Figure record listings
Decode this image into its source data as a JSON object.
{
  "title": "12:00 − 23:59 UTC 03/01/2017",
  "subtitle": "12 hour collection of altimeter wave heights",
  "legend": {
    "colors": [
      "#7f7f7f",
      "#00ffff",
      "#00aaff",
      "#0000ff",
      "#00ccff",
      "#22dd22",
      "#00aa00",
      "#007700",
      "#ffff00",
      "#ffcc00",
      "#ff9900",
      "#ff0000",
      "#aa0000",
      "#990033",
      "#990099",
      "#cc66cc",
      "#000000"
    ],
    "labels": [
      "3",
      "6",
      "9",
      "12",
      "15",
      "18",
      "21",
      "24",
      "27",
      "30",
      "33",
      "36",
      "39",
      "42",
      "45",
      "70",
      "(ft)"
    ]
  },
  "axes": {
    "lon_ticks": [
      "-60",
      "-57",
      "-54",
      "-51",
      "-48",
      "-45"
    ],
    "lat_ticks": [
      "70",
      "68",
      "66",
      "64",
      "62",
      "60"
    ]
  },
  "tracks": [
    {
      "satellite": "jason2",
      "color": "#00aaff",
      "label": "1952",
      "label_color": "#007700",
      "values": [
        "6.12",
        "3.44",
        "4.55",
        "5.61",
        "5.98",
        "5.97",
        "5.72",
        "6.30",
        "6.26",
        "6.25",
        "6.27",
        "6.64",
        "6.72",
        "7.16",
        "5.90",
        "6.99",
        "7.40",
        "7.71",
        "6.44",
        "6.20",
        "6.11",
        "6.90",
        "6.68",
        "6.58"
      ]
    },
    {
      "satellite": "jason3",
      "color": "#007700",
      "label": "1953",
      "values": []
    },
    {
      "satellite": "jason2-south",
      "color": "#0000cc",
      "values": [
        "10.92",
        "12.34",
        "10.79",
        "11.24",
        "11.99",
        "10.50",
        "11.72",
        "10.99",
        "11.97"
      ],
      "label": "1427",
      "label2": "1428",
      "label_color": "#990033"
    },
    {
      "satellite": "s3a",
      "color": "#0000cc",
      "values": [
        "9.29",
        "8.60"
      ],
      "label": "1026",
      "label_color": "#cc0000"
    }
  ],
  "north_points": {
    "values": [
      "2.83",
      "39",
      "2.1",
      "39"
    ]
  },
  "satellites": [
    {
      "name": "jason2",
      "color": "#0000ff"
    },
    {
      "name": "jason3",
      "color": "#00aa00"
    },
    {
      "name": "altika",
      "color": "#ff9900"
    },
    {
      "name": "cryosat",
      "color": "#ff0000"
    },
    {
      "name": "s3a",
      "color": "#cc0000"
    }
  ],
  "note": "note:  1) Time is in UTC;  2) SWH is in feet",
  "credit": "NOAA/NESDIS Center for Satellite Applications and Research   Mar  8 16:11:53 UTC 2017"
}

▸ WHAT TO PRODUCE
Copy every line of the records word for word.

▸ EXERCISE ANSWER
Decode this image into its source data as a JSON object.
{
  "title": "12:00 − 23:59 UTC 03/01/2017",
  "subtitle": "12 hour collection of altimeter wave heights",
  "legend": {
    "colors": [
      "#7f7f7f",
      "#00ffff",
      "#00aaff",
      "#0000ff",
      "#00ccff",
      "#22dd22",
      "#00aa00",
      "#007700",
      "#ffff00",
      "#ffcc00",
      "#ff9900",
      "#ff0000",
      "#aa0000",
      "#990033",
      "#990099",
      "#cc66cc",
      "#000000"
    ],
    "labels": [
      "3",
      "6",
      "9",
      "12",
      "15",
      "18",
      "21",
      "24",
      "27",
      "30",
      "33",
      "36",
      "39",
      "42",
      "45",
      "70",
      "(ft)"
    ]
  },
  "axes": {
    "lon_ticks": [
      "-60",
      "-57",
      "-54",
      "-51",
      "-48",
      "-45"
    ],
    "lat_ticks": [
      "70",
      "68",
      "66",
      "64",
      "62",
      "60"
    ]
  },
  "tracks": [
    {
      "satellite": "jason2",
      "color": "#00aaff",
      "label": "1952",
      "label_color": "#007700",
      "values": [
        "6.12",
        "3.44",
        "4.55",
        "5.61",
        "5.98",
        "5.97",
        "5.72",
        "6.30",
        "6.26",
        "6.25",
        "6.27",
        "6.64",
        "6.72",
        "7.16",
        "5.90",
        "6.99",
        "7.40",
        "7.71",
        "6.44",
        "6.20",
        "6.11",
        "6.90",
        "6.68",
        "6.58"
      ]
    },
    {
      "satellite": "jason3",
      "color": "#007700",
      "label": "1953",
      "values": []
    },
    {
      "satellite": "jason2-south",
      "color": "#0000cc",
      "values": [
        "10.92",
        "12.34",
        "10.79",
        "11.24",
        "11.99",
        "10.50",
        "11.72",
        "10.99",
        "11.97"
      ],
      "label": "1427",
      "label2": "1428",
      "label_color": "#990033"
    },
    {
      "satellite": "s3a",
      "color": "#0000cc",
      "values": [
        "9.29",
        "8.60"
      ],
      "label": "1026",
      "label_color": "#cc0000"
    }
  ],
  "north_points": {
    "values": [
      "2.83",
      "39",
      "2.1",
      "39"
    ]
  },
  "satellites": [
    {
      "name": "jason2",
      "color": "#0000ff"
    },
    {
      "name": "jason3",
      "color": "#00aa00"
    },
    {
      "name": "altika",
      "color": "#ff9900"
    },
    {
      "name": "cryosat",
      "color": "#ff0000"
    },
    {
      "name": "s3a",
      "color": "#cc0000"
    }
  ],
  "note": "note:  1) Time is in UTC;  2) SWH is in feet",
  "credit": "NOAA/NESDIS Center for Satellite Applications and Research   Mar  8 16:11:53 UTC 2017"
}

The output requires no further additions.